▶ Exercise directions
Gather up all lines that carry the word "made".

▶ Information supplied
▼
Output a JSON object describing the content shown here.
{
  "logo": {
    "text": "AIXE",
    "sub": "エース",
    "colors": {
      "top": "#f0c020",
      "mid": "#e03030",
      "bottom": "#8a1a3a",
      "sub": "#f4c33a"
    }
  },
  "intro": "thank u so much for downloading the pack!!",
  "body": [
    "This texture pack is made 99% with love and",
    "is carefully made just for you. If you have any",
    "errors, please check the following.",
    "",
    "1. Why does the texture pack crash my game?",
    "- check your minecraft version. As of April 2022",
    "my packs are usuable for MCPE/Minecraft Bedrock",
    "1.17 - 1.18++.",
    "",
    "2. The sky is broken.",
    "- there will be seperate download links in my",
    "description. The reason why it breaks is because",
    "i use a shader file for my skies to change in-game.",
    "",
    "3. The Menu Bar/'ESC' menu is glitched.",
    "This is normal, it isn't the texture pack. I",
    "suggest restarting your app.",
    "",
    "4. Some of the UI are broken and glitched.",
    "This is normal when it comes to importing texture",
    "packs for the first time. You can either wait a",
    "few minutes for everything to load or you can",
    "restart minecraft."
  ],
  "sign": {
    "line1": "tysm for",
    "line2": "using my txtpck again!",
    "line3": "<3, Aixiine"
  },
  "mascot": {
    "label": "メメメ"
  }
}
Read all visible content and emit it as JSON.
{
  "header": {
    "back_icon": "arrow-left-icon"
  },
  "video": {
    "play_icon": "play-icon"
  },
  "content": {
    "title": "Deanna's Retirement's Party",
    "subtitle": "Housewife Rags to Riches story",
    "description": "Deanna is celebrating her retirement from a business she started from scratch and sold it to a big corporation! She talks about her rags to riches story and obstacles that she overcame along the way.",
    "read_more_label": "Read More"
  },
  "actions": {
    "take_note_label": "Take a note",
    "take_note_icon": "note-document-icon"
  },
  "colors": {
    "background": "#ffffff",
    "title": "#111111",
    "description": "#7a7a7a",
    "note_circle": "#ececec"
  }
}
▲
▶ Solution to this exercise
    "This texture pack is made 99% with love and",
    "is carefully made just for you. If you have any",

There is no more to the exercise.